Collected data entries:
-*-

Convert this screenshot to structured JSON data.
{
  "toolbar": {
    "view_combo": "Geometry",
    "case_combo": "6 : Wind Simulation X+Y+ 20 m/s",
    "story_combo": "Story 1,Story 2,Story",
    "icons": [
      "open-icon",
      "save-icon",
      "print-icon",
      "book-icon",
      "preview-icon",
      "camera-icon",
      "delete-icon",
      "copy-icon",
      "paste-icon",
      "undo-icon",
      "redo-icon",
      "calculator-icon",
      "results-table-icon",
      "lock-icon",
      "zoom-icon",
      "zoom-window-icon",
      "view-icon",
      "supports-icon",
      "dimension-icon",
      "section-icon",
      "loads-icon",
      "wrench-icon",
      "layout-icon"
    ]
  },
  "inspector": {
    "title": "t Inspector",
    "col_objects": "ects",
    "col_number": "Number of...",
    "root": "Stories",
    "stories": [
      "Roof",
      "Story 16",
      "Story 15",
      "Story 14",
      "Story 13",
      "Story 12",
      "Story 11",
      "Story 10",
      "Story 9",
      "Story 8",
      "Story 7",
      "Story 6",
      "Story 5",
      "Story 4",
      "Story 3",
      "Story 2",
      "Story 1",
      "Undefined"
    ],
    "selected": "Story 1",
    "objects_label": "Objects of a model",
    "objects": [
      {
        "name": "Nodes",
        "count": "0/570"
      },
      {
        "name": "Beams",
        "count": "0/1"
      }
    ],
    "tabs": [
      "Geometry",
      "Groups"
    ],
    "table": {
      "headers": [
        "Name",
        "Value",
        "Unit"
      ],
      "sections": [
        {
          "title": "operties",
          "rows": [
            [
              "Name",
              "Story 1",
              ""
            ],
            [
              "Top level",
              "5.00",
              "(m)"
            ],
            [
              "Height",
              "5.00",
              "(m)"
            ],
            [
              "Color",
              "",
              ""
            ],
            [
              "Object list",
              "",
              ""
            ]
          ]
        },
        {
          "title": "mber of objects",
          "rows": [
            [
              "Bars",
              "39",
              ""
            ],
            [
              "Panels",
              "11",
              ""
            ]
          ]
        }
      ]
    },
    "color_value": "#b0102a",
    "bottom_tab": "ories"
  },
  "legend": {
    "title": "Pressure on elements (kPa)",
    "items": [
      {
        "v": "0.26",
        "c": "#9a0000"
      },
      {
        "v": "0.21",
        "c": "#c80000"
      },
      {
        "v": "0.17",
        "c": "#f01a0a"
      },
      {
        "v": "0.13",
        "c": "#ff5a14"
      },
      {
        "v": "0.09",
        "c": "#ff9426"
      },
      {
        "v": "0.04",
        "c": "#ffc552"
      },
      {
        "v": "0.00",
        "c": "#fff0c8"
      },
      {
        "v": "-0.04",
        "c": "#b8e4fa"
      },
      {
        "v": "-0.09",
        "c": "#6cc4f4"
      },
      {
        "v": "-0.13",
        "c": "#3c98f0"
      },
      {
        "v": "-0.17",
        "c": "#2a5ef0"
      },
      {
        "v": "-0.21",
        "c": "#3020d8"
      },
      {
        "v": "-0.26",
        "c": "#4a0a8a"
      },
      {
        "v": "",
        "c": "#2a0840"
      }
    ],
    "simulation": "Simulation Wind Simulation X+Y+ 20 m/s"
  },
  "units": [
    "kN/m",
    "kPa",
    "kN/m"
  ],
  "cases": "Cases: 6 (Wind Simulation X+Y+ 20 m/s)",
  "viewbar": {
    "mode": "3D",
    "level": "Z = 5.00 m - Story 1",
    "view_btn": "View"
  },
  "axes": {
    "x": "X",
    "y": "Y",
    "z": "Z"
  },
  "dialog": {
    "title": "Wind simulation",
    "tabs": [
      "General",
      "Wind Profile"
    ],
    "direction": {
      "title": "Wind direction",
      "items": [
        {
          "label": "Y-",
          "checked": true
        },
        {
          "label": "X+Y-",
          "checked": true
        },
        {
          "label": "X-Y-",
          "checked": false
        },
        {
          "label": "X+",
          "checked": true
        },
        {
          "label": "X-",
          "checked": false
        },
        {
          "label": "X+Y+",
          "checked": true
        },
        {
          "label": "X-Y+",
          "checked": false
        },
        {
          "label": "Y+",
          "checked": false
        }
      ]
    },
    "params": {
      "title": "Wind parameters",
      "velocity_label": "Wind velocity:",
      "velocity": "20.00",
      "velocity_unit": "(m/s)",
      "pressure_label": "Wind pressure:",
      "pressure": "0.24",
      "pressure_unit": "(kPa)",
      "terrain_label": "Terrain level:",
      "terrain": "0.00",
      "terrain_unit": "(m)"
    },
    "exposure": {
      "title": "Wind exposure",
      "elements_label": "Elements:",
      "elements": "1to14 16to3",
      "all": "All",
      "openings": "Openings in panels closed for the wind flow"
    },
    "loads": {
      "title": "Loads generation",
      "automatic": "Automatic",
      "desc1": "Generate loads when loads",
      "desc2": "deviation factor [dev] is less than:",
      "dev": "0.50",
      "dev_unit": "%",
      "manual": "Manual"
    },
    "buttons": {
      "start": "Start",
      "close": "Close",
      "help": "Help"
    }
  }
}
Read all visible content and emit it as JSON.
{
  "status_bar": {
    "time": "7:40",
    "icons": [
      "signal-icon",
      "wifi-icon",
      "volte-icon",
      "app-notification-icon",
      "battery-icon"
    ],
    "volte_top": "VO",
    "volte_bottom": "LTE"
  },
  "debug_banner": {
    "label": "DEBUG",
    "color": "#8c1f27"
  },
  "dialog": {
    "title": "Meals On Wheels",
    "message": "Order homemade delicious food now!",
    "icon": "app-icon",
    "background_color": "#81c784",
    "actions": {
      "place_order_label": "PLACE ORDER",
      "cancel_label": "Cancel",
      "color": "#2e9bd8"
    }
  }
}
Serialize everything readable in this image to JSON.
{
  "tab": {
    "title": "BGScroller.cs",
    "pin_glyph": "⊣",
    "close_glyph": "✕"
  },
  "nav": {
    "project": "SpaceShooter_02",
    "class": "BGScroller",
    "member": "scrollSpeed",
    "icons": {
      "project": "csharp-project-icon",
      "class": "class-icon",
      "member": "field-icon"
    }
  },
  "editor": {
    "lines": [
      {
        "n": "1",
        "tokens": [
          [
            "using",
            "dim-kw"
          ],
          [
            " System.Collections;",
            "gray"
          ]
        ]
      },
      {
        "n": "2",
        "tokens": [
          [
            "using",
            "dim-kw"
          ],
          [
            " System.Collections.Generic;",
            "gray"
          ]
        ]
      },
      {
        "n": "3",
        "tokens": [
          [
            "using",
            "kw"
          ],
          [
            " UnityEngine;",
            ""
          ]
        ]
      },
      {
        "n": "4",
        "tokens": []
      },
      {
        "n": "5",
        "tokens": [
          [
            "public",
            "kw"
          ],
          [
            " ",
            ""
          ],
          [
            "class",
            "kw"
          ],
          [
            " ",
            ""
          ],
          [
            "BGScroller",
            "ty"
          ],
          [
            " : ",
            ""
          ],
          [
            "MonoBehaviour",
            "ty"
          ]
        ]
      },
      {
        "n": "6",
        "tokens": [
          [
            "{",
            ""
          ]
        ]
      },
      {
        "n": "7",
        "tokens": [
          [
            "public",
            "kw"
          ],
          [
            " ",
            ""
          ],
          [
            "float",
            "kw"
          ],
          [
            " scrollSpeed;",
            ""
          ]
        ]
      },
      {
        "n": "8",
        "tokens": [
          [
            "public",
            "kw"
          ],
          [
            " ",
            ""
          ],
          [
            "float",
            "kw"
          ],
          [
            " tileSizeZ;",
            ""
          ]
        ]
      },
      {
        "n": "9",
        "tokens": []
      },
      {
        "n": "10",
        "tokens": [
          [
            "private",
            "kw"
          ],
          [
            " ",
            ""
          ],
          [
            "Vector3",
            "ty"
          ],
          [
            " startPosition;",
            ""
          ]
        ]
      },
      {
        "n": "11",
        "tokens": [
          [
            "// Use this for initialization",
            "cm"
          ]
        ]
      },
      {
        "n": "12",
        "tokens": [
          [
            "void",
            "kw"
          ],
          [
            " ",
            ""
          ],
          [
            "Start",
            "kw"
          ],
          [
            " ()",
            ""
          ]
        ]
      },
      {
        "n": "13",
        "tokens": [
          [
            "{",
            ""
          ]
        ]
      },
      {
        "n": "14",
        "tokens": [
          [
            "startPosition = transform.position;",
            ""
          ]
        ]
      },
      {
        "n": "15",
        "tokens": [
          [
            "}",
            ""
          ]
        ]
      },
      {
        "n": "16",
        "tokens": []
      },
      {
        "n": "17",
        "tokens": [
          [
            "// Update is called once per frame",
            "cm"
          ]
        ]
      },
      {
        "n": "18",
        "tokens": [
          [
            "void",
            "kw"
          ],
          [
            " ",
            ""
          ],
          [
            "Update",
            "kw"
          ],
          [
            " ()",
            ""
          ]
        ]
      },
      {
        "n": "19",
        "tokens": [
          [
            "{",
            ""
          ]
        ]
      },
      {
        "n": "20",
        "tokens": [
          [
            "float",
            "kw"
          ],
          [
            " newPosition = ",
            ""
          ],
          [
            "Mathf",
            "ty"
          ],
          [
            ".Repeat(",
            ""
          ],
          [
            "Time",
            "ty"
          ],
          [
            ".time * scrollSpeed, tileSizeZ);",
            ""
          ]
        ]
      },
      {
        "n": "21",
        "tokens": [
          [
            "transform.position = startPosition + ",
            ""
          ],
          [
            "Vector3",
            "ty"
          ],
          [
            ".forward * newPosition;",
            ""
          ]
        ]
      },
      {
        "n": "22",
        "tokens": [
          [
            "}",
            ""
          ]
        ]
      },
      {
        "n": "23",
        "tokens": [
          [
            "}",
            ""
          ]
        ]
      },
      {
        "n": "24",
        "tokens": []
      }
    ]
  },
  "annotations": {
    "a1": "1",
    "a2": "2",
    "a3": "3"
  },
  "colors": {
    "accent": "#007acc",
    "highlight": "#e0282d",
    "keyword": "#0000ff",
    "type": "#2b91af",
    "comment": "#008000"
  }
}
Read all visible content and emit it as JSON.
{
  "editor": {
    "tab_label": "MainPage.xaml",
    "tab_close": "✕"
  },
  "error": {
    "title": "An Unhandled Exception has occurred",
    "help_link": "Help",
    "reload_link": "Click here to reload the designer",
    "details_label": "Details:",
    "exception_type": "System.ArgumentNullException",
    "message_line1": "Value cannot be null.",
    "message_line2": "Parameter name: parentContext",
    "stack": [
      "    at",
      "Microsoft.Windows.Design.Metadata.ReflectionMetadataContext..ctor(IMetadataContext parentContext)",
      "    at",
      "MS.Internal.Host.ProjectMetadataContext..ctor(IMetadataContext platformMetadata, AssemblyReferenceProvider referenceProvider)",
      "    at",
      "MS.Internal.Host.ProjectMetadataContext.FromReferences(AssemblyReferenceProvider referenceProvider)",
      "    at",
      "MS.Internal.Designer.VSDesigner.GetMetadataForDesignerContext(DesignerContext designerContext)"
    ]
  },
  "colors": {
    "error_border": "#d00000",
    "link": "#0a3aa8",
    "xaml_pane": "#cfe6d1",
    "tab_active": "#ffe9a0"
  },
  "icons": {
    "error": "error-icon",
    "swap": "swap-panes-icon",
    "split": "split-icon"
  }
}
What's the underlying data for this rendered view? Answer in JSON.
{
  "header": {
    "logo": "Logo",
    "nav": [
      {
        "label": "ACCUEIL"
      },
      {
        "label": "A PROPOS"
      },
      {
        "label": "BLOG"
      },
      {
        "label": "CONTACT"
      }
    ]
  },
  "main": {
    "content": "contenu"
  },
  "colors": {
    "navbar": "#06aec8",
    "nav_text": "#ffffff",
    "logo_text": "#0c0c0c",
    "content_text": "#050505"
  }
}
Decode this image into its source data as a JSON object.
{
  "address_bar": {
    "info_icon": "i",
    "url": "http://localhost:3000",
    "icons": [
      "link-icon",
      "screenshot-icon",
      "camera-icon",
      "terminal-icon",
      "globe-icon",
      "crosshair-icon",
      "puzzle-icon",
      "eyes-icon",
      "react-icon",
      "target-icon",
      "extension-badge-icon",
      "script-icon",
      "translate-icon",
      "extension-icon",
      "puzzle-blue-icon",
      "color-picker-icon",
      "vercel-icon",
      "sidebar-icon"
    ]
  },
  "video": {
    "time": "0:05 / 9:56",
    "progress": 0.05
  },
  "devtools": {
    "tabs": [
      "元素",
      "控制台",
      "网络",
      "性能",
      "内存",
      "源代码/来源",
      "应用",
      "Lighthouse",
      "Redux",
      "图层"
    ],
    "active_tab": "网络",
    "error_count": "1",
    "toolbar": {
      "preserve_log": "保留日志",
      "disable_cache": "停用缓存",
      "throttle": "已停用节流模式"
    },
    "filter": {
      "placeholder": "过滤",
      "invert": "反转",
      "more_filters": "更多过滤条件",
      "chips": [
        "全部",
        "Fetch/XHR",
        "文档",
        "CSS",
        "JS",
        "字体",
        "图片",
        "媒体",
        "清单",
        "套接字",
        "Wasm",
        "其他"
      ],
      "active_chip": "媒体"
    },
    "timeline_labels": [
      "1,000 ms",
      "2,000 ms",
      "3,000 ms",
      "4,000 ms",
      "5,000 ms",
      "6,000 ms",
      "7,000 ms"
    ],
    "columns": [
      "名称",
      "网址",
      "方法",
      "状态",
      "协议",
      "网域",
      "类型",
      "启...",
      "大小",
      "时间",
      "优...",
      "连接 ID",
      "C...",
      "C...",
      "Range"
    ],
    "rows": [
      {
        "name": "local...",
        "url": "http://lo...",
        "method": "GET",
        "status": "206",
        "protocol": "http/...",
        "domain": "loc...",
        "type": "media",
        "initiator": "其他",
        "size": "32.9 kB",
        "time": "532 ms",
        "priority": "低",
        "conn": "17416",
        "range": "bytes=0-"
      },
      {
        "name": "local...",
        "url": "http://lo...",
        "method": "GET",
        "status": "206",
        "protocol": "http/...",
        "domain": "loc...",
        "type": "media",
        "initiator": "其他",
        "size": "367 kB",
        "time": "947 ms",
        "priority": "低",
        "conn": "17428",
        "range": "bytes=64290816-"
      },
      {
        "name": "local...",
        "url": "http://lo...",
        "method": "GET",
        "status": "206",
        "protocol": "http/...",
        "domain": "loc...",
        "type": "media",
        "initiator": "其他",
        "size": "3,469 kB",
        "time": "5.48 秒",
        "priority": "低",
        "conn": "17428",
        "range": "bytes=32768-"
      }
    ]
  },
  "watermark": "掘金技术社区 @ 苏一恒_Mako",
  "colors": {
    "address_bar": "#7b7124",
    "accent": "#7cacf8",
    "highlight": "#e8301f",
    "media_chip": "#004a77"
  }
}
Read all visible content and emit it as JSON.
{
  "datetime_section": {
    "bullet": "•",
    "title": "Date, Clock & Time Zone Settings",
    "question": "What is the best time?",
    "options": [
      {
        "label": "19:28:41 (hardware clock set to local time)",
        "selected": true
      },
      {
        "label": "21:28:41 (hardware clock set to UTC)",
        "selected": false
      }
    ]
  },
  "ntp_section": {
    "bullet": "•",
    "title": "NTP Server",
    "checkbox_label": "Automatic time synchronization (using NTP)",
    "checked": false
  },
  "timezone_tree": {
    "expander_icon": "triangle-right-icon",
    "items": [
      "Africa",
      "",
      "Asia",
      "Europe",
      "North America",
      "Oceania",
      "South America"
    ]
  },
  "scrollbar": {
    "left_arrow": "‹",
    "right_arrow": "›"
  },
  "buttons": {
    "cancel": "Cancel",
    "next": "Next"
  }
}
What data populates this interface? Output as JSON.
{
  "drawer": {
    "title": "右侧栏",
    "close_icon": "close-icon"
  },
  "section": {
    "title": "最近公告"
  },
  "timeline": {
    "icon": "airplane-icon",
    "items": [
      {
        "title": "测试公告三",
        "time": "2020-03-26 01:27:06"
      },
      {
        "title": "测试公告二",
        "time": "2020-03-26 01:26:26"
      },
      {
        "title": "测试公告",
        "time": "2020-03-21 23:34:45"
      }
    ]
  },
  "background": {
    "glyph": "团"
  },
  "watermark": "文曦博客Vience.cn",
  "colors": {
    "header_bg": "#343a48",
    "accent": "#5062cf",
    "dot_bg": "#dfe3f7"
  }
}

-*-

Exercise task: Where a line contains the string "class", extract that line.

Task answer:
    "class": "BGScroller",
      "class": "class-icon",
            "class",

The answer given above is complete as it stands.